### [Objective]
Set down all of the data exactly as it appears.

### [Recorded data]
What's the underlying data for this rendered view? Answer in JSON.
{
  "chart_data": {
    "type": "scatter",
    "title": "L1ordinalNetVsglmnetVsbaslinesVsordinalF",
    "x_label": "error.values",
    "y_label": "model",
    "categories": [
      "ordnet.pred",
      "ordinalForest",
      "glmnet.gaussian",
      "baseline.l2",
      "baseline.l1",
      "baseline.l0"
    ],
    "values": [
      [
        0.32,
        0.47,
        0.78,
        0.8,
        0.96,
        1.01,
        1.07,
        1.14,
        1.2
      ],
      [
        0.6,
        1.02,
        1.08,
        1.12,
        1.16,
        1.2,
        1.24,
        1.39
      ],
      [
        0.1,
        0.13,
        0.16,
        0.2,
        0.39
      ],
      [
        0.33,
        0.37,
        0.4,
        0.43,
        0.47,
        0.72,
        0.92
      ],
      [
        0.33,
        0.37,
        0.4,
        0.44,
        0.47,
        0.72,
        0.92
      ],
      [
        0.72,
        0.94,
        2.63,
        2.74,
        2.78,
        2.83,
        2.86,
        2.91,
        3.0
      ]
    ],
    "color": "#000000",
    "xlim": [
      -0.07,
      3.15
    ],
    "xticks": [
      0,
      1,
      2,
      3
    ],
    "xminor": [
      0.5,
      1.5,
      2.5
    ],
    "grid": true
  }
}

### [Full answer]
What's the underlying data for this rendered view? Answer in JSON.
{
  "chart_data": {
    "type": "scatter",
    "title": "L1ordinalNetVsglmnetVsbaslinesVsordinalF",
    "x_label": "error.values",
    "y_label": "model",
    "categories": [
      "ordnet.pred",
      "ordinalForest",
      "glmnet.gaussian",
      "baseline.l2",
      "baseline.l1",
      "baseline.l0"
    ],
    "values": [
      [
        0.32,
        0.47,
        0.78,
        0.8,
        0.96,
        1.01,
        1.07,
        1.14,
        1.2
      ],
      [
        0.6,
        1.02,
        1.08,
        1.12,
        1.16,
        1.2,
        1.24,
        1.39
      ],
      [
        0.1,
        0.13,
        0.16,
        0.2,
        0.39
      ],
      [
        0.33,
        0.37,
        0.4,
        0.43,
        0.47,
        0.72,
        0.92
      ],
      [
        0.33,
        0.37,
        0.4,
        0.44,
        0.47,
        0.72,
        0.92
      ],
      [
        0.72,
        0.94,
        2.63,
        2.74,
        2.78,
        2.83,
        2.86,
        2.91,
        3.0
      ]
    ],
    "color": "#000000",
    "xlim": [
      -0.07,
      3.15
    ],
    "xticks": [
      0,
      1,
      2,
      3
    ],
    "xminor": [
      0.5,
      1.5,
      2.5
    ],
    "grid": true
  }
}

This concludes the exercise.